## Begin Material for this exercise

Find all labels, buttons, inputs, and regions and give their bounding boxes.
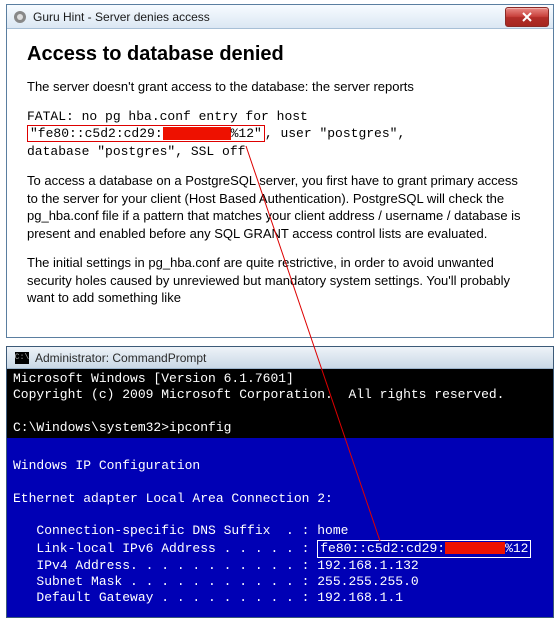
fatal-line-3: database "postgres", SSL off [27, 144, 245, 159]
fatal-line-1: FATAL: no pg hba.conf entry for host [27, 109, 308, 124]
ipv4-label: IPv4 Address. . . . . . . . . . . : [13, 558, 317, 573]
highlighted-link-local: fe80::c5d2:cd29: %12 [317, 540, 531, 558]
guru-hint-titlebar[interactable]: Guru Hint - Server denies access [7, 5, 553, 29]
gateway-value: 192.168.1.1 [317, 590, 403, 605]
link-local-prefix: fe80::c5d2:cd29: [320, 541, 445, 556]
error-heading: Access to database denied [27, 43, 531, 66]
guru-hint-title: Guru Hint - Server denies access [33, 10, 505, 24]
prompt-line: C:\Windows\system32>ipconfig [13, 420, 231, 435]
dns-suffix-value: home [317, 523, 348, 538]
host-prefix: "fe80::c5d2:cd29: [30, 126, 163, 141]
copyright-line: Copyright (c) 2009 Microsoft Corporation… [13, 387, 504, 402]
guru-hint-body: Access to database denied The server doe… [7, 29, 553, 337]
link-local-label: Link-local IPv6 Address . . . . . : [13, 541, 317, 556]
close-button[interactable] [505, 7, 549, 27]
adapter-heading: Ethernet adapter Local Area Connection 2… [13, 491, 333, 506]
link-local-suffix: %12 [505, 541, 528, 556]
ipv4-value: 192.168.1.132 [317, 558, 418, 573]
cmd-icon: C:\ [15, 352, 29, 364]
close-icon [522, 12, 532, 22]
error-intro: The server doesn't grant access to the d… [27, 78, 531, 96]
subnet-mask-label: Subnet Mask . . . . . . . . . . . : [13, 574, 317, 589]
command-prompt-window: C:\ Administrator: CommandPrompt Microso… [6, 346, 554, 618]
host-suffix: %12" [231, 126, 262, 141]
dns-suffix-label: Connection-specific DNS Suffix . : [13, 523, 317, 538]
gateway-label: Default Gateway . . . . . . . . . : [13, 590, 317, 605]
redacted-segment [163, 127, 231, 140]
highlighted-host: "fe80::c5d2:cd29: %12" [27, 125, 265, 142]
command-prompt-title: Administrator: CommandPrompt [35, 351, 206, 365]
ipconfig-heading: Windows IP Configuration [13, 458, 200, 473]
subnet-mask-value: 255.255.255.0 [317, 574, 418, 589]
terminal-output[interactable]: Microsoft Windows [Version 6.1.7601] Cop… [7, 369, 553, 617]
command-prompt-titlebar[interactable]: C:\ Administrator: CommandPrompt [7, 347, 553, 369]
app-icon [13, 10, 27, 24]
explanation-para-1: To access a database on a PostgreSQL ser… [27, 172, 531, 242]
fatal-message: FATAL: no pg hba.conf entry for host "fe… [27, 108, 531, 161]
guru-hint-window: Guru Hint - Server denies access Access … [6, 4, 554, 338]
win-version-line: Microsoft Windows [Version 6.1.7601] [13, 371, 294, 386]
explanation-para-2: The initial settings in pg_hba.conf are … [27, 254, 531, 307]
fatal-tail: , user "postgres", [265, 126, 405, 141]
redacted-segment-2 [445, 542, 505, 554]
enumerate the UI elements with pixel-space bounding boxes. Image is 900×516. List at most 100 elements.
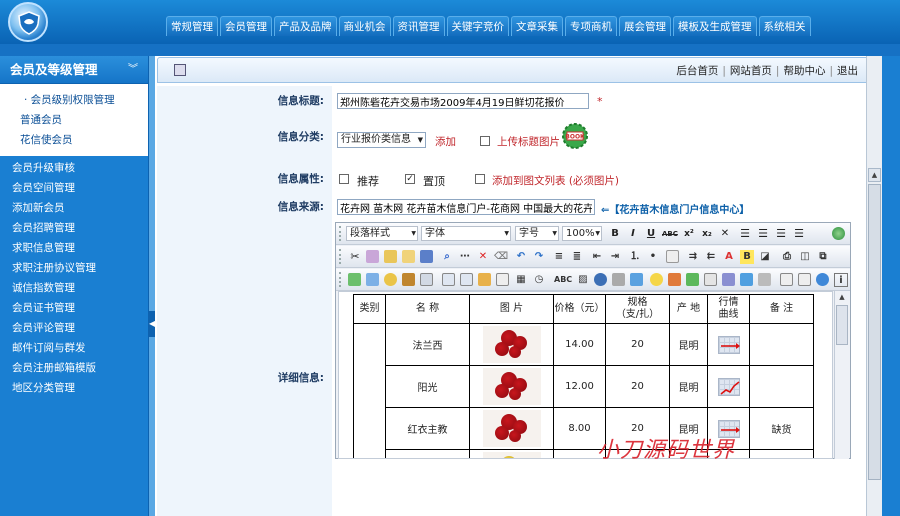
globe-icon[interactable] bbox=[832, 227, 845, 240]
sidebar-item-flower-member[interactable]: 花信使会员 bbox=[0, 130, 148, 150]
nav-tab[interactable]: 会员管理 bbox=[220, 16, 272, 36]
sidebar-item[interactable]: 会员注册邮箱模版 bbox=[0, 358, 148, 378]
zoom-select[interactable]: 100% bbox=[562, 226, 602, 241]
paste-word-icon[interactable] bbox=[420, 250, 433, 263]
sidebar-item[interactable]: 诚信指数管理 bbox=[0, 278, 148, 298]
table-icon[interactable] bbox=[666, 250, 679, 263]
link-admin-home[interactable]: 后台首页 bbox=[676, 65, 718, 77]
sidebar-item[interactable]: 会员升级审核 bbox=[0, 158, 148, 178]
nav-tab[interactable]: 产品及品牌 bbox=[274, 16, 337, 36]
unordered-list-icon[interactable]: ≣ bbox=[570, 250, 584, 264]
insert-abc-icon[interactable]: ABC bbox=[554, 273, 572, 287]
source-code-icon[interactable]: ⧉ bbox=[816, 250, 830, 264]
nav-tab[interactable]: 常规管理 bbox=[166, 16, 218, 36]
editor-content[interactable]: 类别 名 称 图 片 价格（元） 规格 （支/扎） 产 地 行情 曲线 备 注 … bbox=[338, 291, 833, 459]
recommend-checkbox[interactable] bbox=[339, 174, 349, 184]
nav-tab[interactable]: 文章采集 bbox=[511, 16, 563, 36]
nav-tab[interactable]: 资讯管理 bbox=[392, 16, 445, 36]
bold-icon[interactable]: B bbox=[608, 227, 622, 241]
paragraph-style-select[interactable]: 段落样式 bbox=[346, 226, 418, 241]
subscript-icon[interactable]: x₂ bbox=[700, 227, 714, 241]
nav-tab[interactable]: 商业机会 bbox=[338, 16, 391, 36]
insert-textarea-icon[interactable] bbox=[460, 273, 473, 286]
sidebar-item[interactable]: 邮件订阅与群发 bbox=[0, 338, 148, 358]
maximize-icon[interactable] bbox=[798, 273, 811, 286]
trend-up-icon[interactable] bbox=[717, 377, 740, 396]
insert-special-icon[interactable] bbox=[478, 273, 491, 286]
link-logout[interactable]: 退出 bbox=[837, 65, 858, 77]
sidebar-item-member-level[interactable]: · 会员级别权限管理 bbox=[0, 90, 148, 110]
bg-color-icon[interactable]: B bbox=[740, 250, 754, 264]
nav-tab[interactable]: 关键字竞价 bbox=[446, 16, 509, 36]
collapse-icon[interactable]: ︾ bbox=[128, 56, 138, 84]
align-right-icon[interactable]: ☰ bbox=[774, 227, 788, 241]
category-select[interactable]: 行业报价类信息 bbox=[337, 132, 426, 148]
image-list-label[interactable]: 添加到图文列表 (必须图片) bbox=[492, 173, 619, 188]
select-all-icon[interactable]: ⋯ bbox=[458, 250, 472, 264]
source-hint[interactable]: ⇐【花卉苗木信息门户信息中心】 bbox=[601, 201, 749, 216]
sidebar-item[interactable]: 地区分类管理 bbox=[0, 378, 148, 398]
indent-more-icon[interactable]: ⇉ bbox=[686, 250, 700, 264]
editor-scroll-thumb[interactable] bbox=[836, 305, 848, 345]
sidebar-item[interactable]: 求职注册协议管理 bbox=[0, 258, 148, 278]
paste-text-icon[interactable] bbox=[402, 250, 415, 263]
category-add-link[interactable]: 添加 bbox=[435, 134, 456, 149]
strikethrough-icon[interactable]: ABC bbox=[662, 227, 678, 241]
copy-icon[interactable] bbox=[366, 250, 379, 263]
source-input[interactable] bbox=[337, 199, 595, 215]
preview-icon[interactable]: ◫ bbox=[798, 250, 812, 264]
scroll-thumb[interactable] bbox=[868, 184, 881, 480]
indent-less-icon[interactable]: ⇇ bbox=[704, 250, 718, 264]
redo-icon[interactable]: ↷ bbox=[532, 250, 546, 264]
sidebar-item[interactable]: 会员招聘管理 bbox=[0, 218, 148, 238]
underline-icon[interactable]: U bbox=[644, 227, 658, 241]
nav-tab[interactable]: 系统相关 bbox=[758, 16, 811, 36]
line-icon[interactable]: ◪ bbox=[758, 250, 772, 264]
fullscreen-icon[interactable] bbox=[780, 273, 793, 286]
sidebar-item-normal-member[interactable]: 普通会员 bbox=[0, 110, 148, 130]
editor-scroll-up-icon[interactable]: ▲ bbox=[836, 291, 848, 303]
remove-link-icon[interactable] bbox=[612, 273, 625, 286]
align-center-icon[interactable]: ☰ bbox=[756, 227, 770, 241]
anchor-icon[interactable] bbox=[630, 273, 643, 286]
link-help[interactable]: 帮助中心 bbox=[783, 65, 825, 77]
paste-icon[interactable] bbox=[384, 250, 397, 263]
scroll-up-icon[interactable]: ▲ bbox=[868, 168, 881, 182]
insert-link-icon[interactable] bbox=[594, 273, 607, 286]
cut-icon[interactable]: ✂ bbox=[348, 250, 362, 264]
ordered-list-icon[interactable]: ≡ bbox=[552, 250, 566, 264]
page-scrollbar[interactable]: ▲ bbox=[866, 56, 882, 516]
upload-image-checkbox[interactable] bbox=[480, 136, 490, 146]
sidebar-item[interactable]: 求职信息管理 bbox=[0, 238, 148, 258]
text-color-icon[interactable]: A bbox=[722, 250, 736, 264]
outdent-icon[interactable]: ⇤ bbox=[590, 250, 604, 264]
sidebar-item[interactable]: 添加新会员 bbox=[0, 198, 148, 218]
align-justify-icon[interactable]: ☰ bbox=[792, 227, 806, 241]
sidebar-title[interactable]: 会员及等级管理 ︾ bbox=[0, 56, 148, 84]
sidebar-item[interactable]: 会员空间管理 bbox=[0, 178, 148, 198]
insert-form-icon[interactable] bbox=[420, 273, 433, 286]
insert-gallery-icon[interactable] bbox=[668, 273, 681, 286]
font-select[interactable]: 字体 bbox=[421, 226, 511, 241]
link-site-home[interactable]: 网站首页 bbox=[730, 65, 772, 77]
italic-icon[interactable]: I bbox=[626, 227, 640, 241]
insert-time-icon[interactable]: ◷ bbox=[532, 273, 546, 287]
sidebar-item[interactable]: 会员评论管理 bbox=[0, 318, 148, 338]
insert-file-icon[interactable] bbox=[402, 273, 415, 286]
insert-page-icon[interactable] bbox=[704, 273, 717, 286]
numbered-list-icon[interactable]: ⒈ bbox=[628, 250, 642, 264]
font-size-select[interactable]: 字号 bbox=[515, 226, 559, 241]
insert-media-icon[interactable] bbox=[384, 273, 397, 286]
info-icon[interactable]: i bbox=[834, 273, 848, 287]
editor-scrollbar[interactable]: ▲ bbox=[834, 291, 849, 459]
nav-tab[interactable]: 展会管理 bbox=[619, 16, 671, 36]
insert-special-char-icon[interactable]: ▨ bbox=[576, 273, 590, 287]
sidebar-item[interactable]: 会员证书管理 bbox=[0, 298, 148, 318]
superscript-icon[interactable]: x² bbox=[682, 227, 696, 241]
find-icon[interactable]: ⌕ bbox=[440, 250, 454, 264]
indent-icon[interactable]: ⇥ bbox=[608, 250, 622, 264]
insert-line-icon[interactable] bbox=[496, 273, 509, 286]
insert-textbox-icon[interactable] bbox=[442, 273, 455, 286]
insert-date-icon[interactable]: ▦ bbox=[514, 273, 528, 287]
upload-image-link[interactable]: 上传标题图片 bbox=[497, 134, 560, 149]
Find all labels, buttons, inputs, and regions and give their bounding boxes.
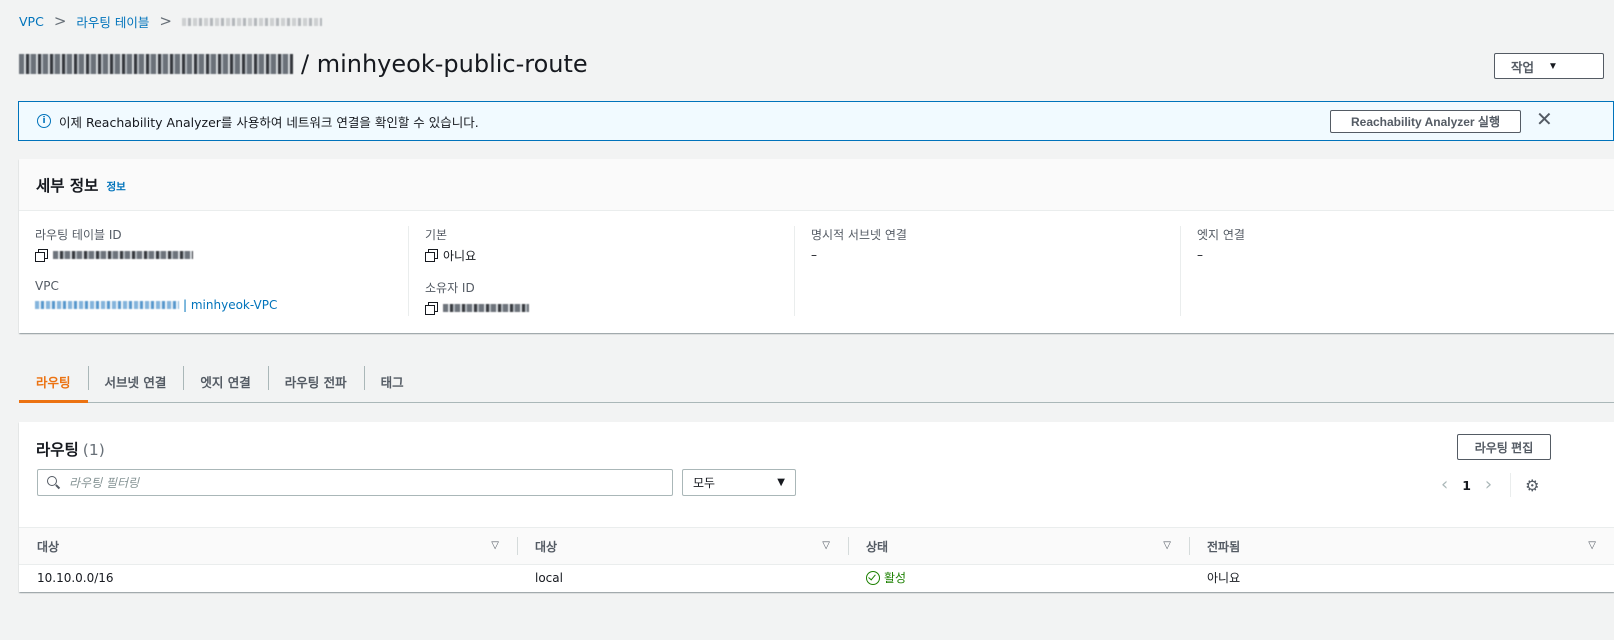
route-table-id-field: 라우팅 테이블 ID [35,226,193,263]
main-value: 아니요 [425,247,476,263]
caret-down-icon: ▼ [1548,60,1558,72]
explicit-subnet-value: – [811,248,817,262]
table-row: 10.10.0.0/16 local 활성 아니요 [19,565,1614,591]
check-circle-icon [866,570,880,585]
column-header-label: 상태 [866,539,889,554]
chevron-right-icon[interactable]: › [1485,476,1492,494]
route-table-id-redacted [19,54,293,74]
column-header-target[interactable]: 대상 ▽ [517,527,848,565]
sort-icon[interactable]: ▽ [822,540,830,551]
breadcrumb-current-redacted [181,17,322,26]
edit-routes-button[interactable]: 라우팅 편집 [1457,434,1551,460]
tab-tags[interactable]: 태그 [363,360,421,402]
tab-route-propagation[interactable]: 라우팅 전파 [267,360,364,402]
info-banner: i 이제 Reachability Analyzer를 사용하여 네트워크 연결… [18,101,1614,141]
actions-button[interactable]: 작업 ▼ [1494,53,1604,79]
route-table-id-value [35,247,193,263]
column-header-label: 대상 [535,539,558,554]
route-filter-select-value: 모두 [693,476,716,490]
column-header-propagated[interactable]: 전파됨 ▽ [1189,527,1614,565]
copy-icon[interactable] [425,249,438,262]
details-column-4: 엣지 연결 – [1180,226,1566,316]
owner-id-value [425,300,529,316]
column-header-label: 대상 [37,539,60,554]
explicit-subnet-field: 명시적 서브넷 연결 – [811,226,907,263]
tab-routes[interactable]: 라우팅 [19,360,88,403]
cell-destination: 10.10.0.0/16 [37,570,114,585]
current-page[interactable]: 1 [1462,478,1471,493]
sort-icon[interactable]: ▽ [1163,540,1171,551]
main-value-text: 아니요 [443,248,477,263]
cell-status: 활성 [848,565,1189,591]
column-header-status[interactable]: 상태 ▽ [848,527,1189,565]
breadcrumb-vpc-link[interactable]: VPC [19,14,44,29]
owner-id-label: 소유자 ID [425,281,475,295]
owner-id-redacted [443,304,529,312]
routes-title: 라우팅 (1) [36,438,105,460]
tab-edge-associations[interactable]: 엣지 연결 [183,360,267,402]
vpc-id-redacted [35,301,179,309]
chevron-left-icon[interactable]: ‹ [1441,476,1448,494]
pagination: ‹ 1 › ⚙ [1441,473,1539,497]
breadcrumb-route-tables-link[interactable]: 라우팅 테이블 [76,12,149,31]
sort-icon[interactable]: ▽ [1588,540,1596,551]
details-column-1: 라우팅 테이블 ID VPC | minhyeok-VPC [19,226,405,316]
page-title: / minhyeok-public-route [19,50,588,78]
route-filter [37,469,673,496]
explicit-subnet-label: 명시적 서브넷 연결 [811,228,907,242]
details-column-2: 기본 아니요 소유자 ID [408,226,794,316]
cell-propagated: 아니요 [1207,571,1241,586]
vpc-label: VPC [35,279,59,293]
actions-label: 작업 [1511,60,1535,75]
routes-panel: 라우팅(1) 라우팅 편집 모두 ▼ ‹ 1 › ⚙ 대상 ▽ 대상 ▽ 상태 ▽ 전… [19,422,1614,592]
route-table-id-redacted [53,251,193,259]
search-icon [47,475,61,490]
vpc-value: | minhyeok-VPC [35,297,277,313]
details-panel: 세부 정보 정보 라우팅 테이블 ID VPC | minhyeok-VPC 기… [19,159,1614,333]
breadcrumb: VPC > 라우팅 테이블 > [19,12,322,31]
details-info-link[interactable]: 정보 [106,179,125,194]
routes-count: (1) [82,441,105,459]
edge-association-value: – [1197,248,1203,262]
page-title-name: / minhyeok-public-route [301,50,588,78]
pagination-divider [1510,473,1512,497]
route-table-id-label: 라우팅 테이블 ID [35,228,122,242]
owner-id-field: 소유자 ID [425,279,529,316]
routes-table: 대상 ▽ 대상 ▽ 상태 ▽ 전파됨 ▽ 10.10.0.0/16 local 활성 아… [19,527,1614,591]
copy-icon[interactable] [35,249,48,262]
info-icon: i [37,114,51,128]
tab-bar: 라우팅 서브넷 연결 엣지 연결 라우팅 전파 태그 [19,360,1614,403]
banner-message: 이제 Reachability Analyzer를 사용하여 네트워크 연결을 … [59,114,479,130]
breadcrumb-separator-icon: > [159,12,172,30]
details-header: 세부 정보 정보 [19,159,1614,211]
edge-association-label: 엣지 연결 [1197,228,1245,242]
caret-down-icon: ▼ [777,477,785,488]
copy-icon[interactable] [425,302,438,315]
vpc-field: VPC | minhyeok-VPC [35,279,277,313]
main-label: 기본 [425,228,448,242]
gear-icon[interactable]: ⚙ [1525,476,1539,495]
breadcrumb-separator-icon: > [53,12,67,30]
route-filter-input[interactable] [69,475,629,490]
cell-target: local [535,570,563,585]
status-badge: 활성 [866,569,1171,586]
column-header-destination[interactable]: 대상 ▽ [19,527,517,565]
details-title: 세부 정보 [36,176,99,195]
main-field: 기본 아니요 [425,226,476,263]
column-header-label: 전파됨 [1207,539,1241,554]
route-filter-select[interactable]: 모두 ▼ [682,469,796,496]
routes-title-text: 라우팅 [36,441,79,459]
vpc-link[interactable]: | minhyeok-VPC [183,298,277,312]
details-column-3: 명시적 서브넷 연결 – [794,226,1180,316]
close-icon[interactable]: ✕ [1536,109,1553,129]
status-text: 활성 [884,571,907,586]
reachability-analyzer-button[interactable]: Reachability Analyzer 실행 [1330,110,1521,133]
tab-subnet-associations[interactable]: 서브넷 연결 [87,360,184,402]
edge-association-field: 엣지 연결 – [1197,226,1245,263]
sort-icon[interactable]: ▽ [491,540,499,551]
table-header-row: 대상 ▽ 대상 ▽ 상태 ▽ 전파됨 ▽ [19,527,1614,565]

## End Material for this exercise

● **Exercise requirements**
Please reproduce the lines above verbatim, beginning with the line that contains "globe-icon[interactable] bbox=[832, 227, 845, 240]" and continuing through the line that contains "table-icon[interactable] bbox=[666, 250, 679, 263]".

● **Finished task**
globe-icon[interactable] bbox=[832, 227, 845, 240]
sidebar-item-flower-member[interactable]: 花信使会员 bbox=[0, 130, 148, 150]
nav-tab[interactable]: 会员管理 bbox=[220, 16, 272, 36]
sidebar-item[interactable]: 会员注册邮箱模版 bbox=[0, 358, 148, 378]
zoom-select[interactable]: 100% bbox=[562, 226, 602, 241]
paste-word-icon[interactable] bbox=[420, 250, 433, 263]
sidebar-item[interactable]: 诚信指数管理 bbox=[0, 278, 148, 298]
table-icon[interactable] bbox=[666, 250, 679, 263]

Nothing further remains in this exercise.